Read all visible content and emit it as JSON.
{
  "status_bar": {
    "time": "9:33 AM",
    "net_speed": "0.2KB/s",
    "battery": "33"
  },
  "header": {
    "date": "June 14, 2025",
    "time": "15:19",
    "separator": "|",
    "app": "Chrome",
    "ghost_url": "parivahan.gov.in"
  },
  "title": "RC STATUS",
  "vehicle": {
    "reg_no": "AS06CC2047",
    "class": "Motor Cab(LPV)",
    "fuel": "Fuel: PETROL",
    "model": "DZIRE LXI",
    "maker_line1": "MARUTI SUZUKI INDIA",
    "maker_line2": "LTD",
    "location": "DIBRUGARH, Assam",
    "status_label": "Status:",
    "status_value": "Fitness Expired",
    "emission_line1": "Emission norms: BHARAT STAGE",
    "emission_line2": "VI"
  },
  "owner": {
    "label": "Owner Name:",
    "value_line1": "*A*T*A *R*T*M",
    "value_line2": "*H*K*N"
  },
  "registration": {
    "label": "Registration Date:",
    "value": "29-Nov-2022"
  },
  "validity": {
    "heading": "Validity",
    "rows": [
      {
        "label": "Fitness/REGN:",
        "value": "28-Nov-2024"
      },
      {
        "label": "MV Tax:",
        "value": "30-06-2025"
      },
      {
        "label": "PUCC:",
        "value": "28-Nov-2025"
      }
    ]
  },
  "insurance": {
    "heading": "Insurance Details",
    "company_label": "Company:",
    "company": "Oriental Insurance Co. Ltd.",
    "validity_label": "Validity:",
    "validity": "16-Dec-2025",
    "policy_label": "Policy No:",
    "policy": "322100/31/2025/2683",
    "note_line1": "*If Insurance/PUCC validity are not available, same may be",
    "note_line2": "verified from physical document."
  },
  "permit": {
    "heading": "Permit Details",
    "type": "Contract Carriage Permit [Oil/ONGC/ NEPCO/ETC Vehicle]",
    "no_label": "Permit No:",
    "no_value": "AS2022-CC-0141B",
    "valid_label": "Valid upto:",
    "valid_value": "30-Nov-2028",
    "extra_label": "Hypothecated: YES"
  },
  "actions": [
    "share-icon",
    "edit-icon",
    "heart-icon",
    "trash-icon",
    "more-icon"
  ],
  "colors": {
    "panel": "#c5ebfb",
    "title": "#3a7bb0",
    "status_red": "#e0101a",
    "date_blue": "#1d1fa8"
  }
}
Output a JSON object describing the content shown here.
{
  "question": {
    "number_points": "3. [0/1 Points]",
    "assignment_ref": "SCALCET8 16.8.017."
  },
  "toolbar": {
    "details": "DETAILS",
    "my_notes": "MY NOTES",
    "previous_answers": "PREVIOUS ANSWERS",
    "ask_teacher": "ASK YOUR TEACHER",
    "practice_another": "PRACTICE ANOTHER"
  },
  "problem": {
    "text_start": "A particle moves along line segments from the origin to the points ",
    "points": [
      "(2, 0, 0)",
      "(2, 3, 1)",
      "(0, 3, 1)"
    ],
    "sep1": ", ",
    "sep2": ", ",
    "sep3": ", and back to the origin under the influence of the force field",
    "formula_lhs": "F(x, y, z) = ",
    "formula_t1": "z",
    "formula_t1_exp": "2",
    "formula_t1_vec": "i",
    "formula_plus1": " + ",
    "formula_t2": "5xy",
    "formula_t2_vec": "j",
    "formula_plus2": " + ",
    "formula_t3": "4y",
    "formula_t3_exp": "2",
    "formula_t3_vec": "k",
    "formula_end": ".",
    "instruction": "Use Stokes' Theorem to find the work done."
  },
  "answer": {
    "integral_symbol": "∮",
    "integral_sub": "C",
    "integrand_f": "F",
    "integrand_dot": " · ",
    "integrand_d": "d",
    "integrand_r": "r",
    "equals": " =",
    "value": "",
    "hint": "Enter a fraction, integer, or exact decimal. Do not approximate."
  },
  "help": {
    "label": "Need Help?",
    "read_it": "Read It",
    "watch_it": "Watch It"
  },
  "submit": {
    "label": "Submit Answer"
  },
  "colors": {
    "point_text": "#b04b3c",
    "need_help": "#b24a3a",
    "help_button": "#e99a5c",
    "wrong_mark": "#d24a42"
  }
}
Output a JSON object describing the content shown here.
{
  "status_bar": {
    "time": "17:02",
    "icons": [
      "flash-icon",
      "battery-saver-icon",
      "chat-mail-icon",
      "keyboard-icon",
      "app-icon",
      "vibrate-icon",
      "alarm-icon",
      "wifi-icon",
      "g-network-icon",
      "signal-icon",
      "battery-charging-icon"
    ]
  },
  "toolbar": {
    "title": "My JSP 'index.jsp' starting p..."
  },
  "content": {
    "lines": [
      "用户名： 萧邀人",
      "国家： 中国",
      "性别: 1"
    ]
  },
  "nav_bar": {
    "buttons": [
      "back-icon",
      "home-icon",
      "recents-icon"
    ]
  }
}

EXERCISE DETAILS :: Give back all the records exactly as they stand.

RESULT FOR THIS EXERCISE ::
Read all visible content and emit it as JSON.
{
  "status_bar": {
    "time": "9:33 AM",
    "net_speed": "0.2KB/s",
    "battery": "33"
  },
  "header": {
    "date": "June 14, 2025",
    "time": "15:19",
    "separator": "|",
    "app": "Chrome",
    "ghost_url": "parivahan.gov.in"
  },
  "title": "RC STATUS",
  "vehicle": {
    "reg_no": "AS06CC2047",
    "class": "Motor Cab(LPV)",
    "fuel": "Fuel: PETROL",
    "model": "DZIRE LXI",
    "maker_line1": "MARUTI SUZUKI INDIA",
    "maker_line2": "LTD",
    "location": "DIBRUGARH, Assam",
    "status_label": "Status:",
    "status_value": "Fitness Expired",
    "emission_line1": "Emission norms: BHARAT STAGE",
    "emission_line2": "VI"
  },
  "owner": {
    "label": "Owner Name:",
    "value_line1": "*A*T*A *R*T*M",
    "value_line2": "*H*K*N"
  },
  "registration": {
    "label": "Registration Date:",
    "value": "29-Nov-2022"
  },
  "validity": {
    "heading": "Validity",
    "rows": [
      {
        "label": "Fitness/REGN:",
        "value": "28-Nov-2024"
      },
      {
        "label": "MV Tax:",
        "value": "30-06-2025"
      },
      {
        "label": "PUCC:",
        "value": "28-Nov-2025"
      }
    ]
  },
  "insurance": {
    "heading": "Insurance Details",
    "company_label": "Company:",
    "company": "Oriental Insurance Co. Ltd.",
    "validity_label": "Validity:",
    "validity": "16-Dec-2025",
    "policy_label": "Policy No:",
    "policy": "322100/31/2025/2683",
    "note_line1": "*If Insurance/PUCC validity are not available, same may be",
    "note_line2": "verified from physical document."
  },
  "permit": {
    "heading": "Permit Details",
    "type": "Contract Carriage Permit [Oil/ONGC/ NEPCO/ETC Vehicle]",
    "no_label": "Permit No:",
    "no_value": "AS2022-CC-0141B",
    "valid_label": "Valid upto:",
    "valid_value": "30-Nov-2028",
    "extra_label": "Hypothecated: YES"
  },
  "actions": [
    "share-icon",
    "edit-icon",
    "heart-icon",
    "trash-icon",
    "more-icon"
  ],
  "colors": {
    "panel": "#c5ebfb",
    "title": "#3a7bb0",
    "status_red": "#e0101a",
    "date_blue": "#1d1fa8"
  }
}
Output a JSON object describing the content shown here.
{
  "question": {
    "number_points": "3. [0/1 Points]",
    "assignment_ref": "SCALCET8 16.8.017."
  },
  "toolbar": {
    "details": "DETAILS",
    "my_notes": "MY NOTES",
    "previous_answers": "PREVIOUS ANSWERS",
    "ask_teacher": "ASK YOUR TEACHER",
    "practice_another": "PRACTICE ANOTHER"
  },
  "problem": {
    "text_start": "A particle moves along line segments from the origin to the points ",
    "points": [
      "(2, 0, 0)",
      "(2, 3, 1)",
      "(0, 3, 1)"
    ],
    "sep1": ", ",
    "sep2": ", ",
    "sep3": ", and back to the origin under the influence of the force field",
    "formula_lhs": "F(x, y, z) = ",
    "formula_t1": "z",
    "formula_t1_exp": "2",
    "formula_t1_vec": "i",
    "formula_plus1": " + ",
    "formula_t2": "5xy",
    "formula_t2_vec": "j",
    "formula_plus2": " + ",
    "formula_t3": "4y",
    "formula_t3_exp": "2",
    "formula_t3_vec": "k",
    "formula_end": ".",
    "instruction": "Use Stokes' Theorem to find the work done."
  },
  "answer": {
    "integral_symbol": "∮",
    "integral_sub": "C",
    "integrand_f": "F",
    "integrand_dot": " · ",
    "integrand_d": "d",
    "integrand_r": "r",
    "equals": " =",
    "value": "",
    "hint": "Enter a fraction, integer, or exact decimal. Do not approximate."
  },
  "help": {
    "label": "Need Help?",
    "read_it": "Read It",
    "watch_it": "Watch It"
  },
  "submit": {
    "label": "Submit Answer"
  },
  "colors": {
    "point_text": "#b04b3c",
    "need_help": "#b24a3a",
    "help_button": "#e99a5c",
    "wrong_mark": "#d24a42"
  }
}
Output a JSON object describing the content shown here.
{
  "status_bar": {
    "time": "17:02",
    "icons": [
      "flash-icon",
      "battery-saver-icon",
      "chat-mail-icon",
      "keyboard-icon",
      "app-icon",
      "vibrate-icon",
      "alarm-icon",
      "wifi-icon",
      "g-network-icon",
      "signal-icon",
      "battery-charging-icon"
    ]
  },
  "toolbar": {
    "title": "My JSP 'index.jsp' starting p..."
  },
  "content": {
    "lines": [
      "用户名： 萧邀人",
      "国家： 中国",
      "性别: 1"
    ]
  },
  "nav_bar": {
    "buttons": [
      "back-icon",
      "home-icon",
      "recents-icon"
    ]
  }
}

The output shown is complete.